## START Data rows

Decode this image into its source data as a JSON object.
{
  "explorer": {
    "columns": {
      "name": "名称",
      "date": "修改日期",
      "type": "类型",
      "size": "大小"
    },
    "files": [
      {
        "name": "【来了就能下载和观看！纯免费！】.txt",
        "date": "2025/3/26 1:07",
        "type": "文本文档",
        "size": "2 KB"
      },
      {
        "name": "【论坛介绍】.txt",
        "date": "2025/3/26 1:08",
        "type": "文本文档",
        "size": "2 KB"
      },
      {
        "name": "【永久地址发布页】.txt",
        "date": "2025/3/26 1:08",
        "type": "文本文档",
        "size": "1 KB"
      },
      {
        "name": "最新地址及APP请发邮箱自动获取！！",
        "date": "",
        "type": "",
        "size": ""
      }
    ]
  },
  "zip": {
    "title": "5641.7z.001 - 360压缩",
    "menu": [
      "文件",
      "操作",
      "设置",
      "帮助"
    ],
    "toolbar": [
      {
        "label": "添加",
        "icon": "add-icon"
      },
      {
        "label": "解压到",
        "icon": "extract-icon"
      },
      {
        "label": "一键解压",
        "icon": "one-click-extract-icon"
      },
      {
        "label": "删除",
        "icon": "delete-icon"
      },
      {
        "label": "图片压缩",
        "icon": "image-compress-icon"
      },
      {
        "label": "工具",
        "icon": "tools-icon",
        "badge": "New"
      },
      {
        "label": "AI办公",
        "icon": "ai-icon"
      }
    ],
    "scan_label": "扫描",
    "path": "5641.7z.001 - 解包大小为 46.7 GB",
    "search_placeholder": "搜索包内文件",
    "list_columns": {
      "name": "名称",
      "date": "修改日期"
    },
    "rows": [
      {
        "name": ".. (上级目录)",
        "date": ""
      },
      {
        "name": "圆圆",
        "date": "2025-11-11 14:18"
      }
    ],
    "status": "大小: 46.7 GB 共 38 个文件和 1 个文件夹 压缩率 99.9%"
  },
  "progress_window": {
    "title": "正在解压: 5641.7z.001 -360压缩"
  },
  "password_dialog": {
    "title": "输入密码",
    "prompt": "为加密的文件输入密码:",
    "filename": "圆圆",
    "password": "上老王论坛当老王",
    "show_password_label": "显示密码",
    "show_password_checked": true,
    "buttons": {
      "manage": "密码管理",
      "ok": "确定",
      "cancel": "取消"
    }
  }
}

## END Data rows

Stated exercise
Exactly as shown, repeat every record.

Task response
Decode this image into its source data as a JSON object.
{
  "explorer": {
    "columns": {
      "name": "名称",
      "date": "修改日期",
      "type": "类型",
      "size": "大小"
    },
    "files": [
      {
        "name": "【来了就能下载和观看！纯免费！】.txt",
        "date": "2025/3/26 1:07",
        "type": "文本文档",
        "size": "2 KB"
      },
      {
        "name": "【论坛介绍】.txt",
        "date": "2025/3/26 1:08",
        "type": "文本文档",
        "size": "2 KB"
      },
      {
        "name": "【永久地址发布页】.txt",
        "date": "2025/3/26 1:08",
        "type": "文本文档",
        "size": "1 KB"
      },
      {
        "name": "最新地址及APP请发邮箱自动获取！！",
        "date": "",
        "type": "",
        "size": ""
      }
    ]
  },
  "zip": {
    "title": "5641.7z.001 - 360压缩",
    "menu": [
      "文件",
      "操作",
      "设置",
      "帮助"
    ],
    "toolbar": [
      {
        "label": "添加",
        "icon": "add-icon"
      },
      {
        "label": "解压到",
        "icon": "extract-icon"
      },
      {
        "label": "一键解压",
        "icon": "one-click-extract-icon"
      },
      {
        "label": "删除",
        "icon": "delete-icon"
      },
      {
        "label": "图片压缩",
        "icon": "image-compress-icon"
      },
      {
        "label": "工具",
        "icon": "tools-icon",
        "badge": "New"
      },
      {
        "label": "AI办公",
        "icon": "ai-icon"
      }
    ],
    "scan_label": "扫描",
    "path": "5641.7z.001 - 解包大小为 46.7 GB",
    "search_placeholder": "搜索包内文件",
    "list_columns": {
      "name": "名称",
      "date": "修改日期"
    },
    "rows": [
      {
        "name": ".. (上级目录)",
        "date": ""
      },
      {
        "name": "圆圆",
        "date": "2025-11-11 14:18"
      }
    ],
    "status": "大小: 46.7 GB 共 38 个文件和 1 个文件夹 压缩率 99.9%"
  },
  "progress_window": {
    "title": "正在解压: 5641.7z.001 -360压缩"
  },
  "password_dialog": {
    "title": "输入密码",
    "prompt": "为加密的文件输入密码:",
    "filename": "圆圆",
    "password": "上老王论坛当老王",
    "show_password_label": "显示密码",
    "show_password_checked": true,
    "buttons": {
      "manage": "密码管理",
      "ok": "确定",
      "cancel": "取消"
    }
  }
}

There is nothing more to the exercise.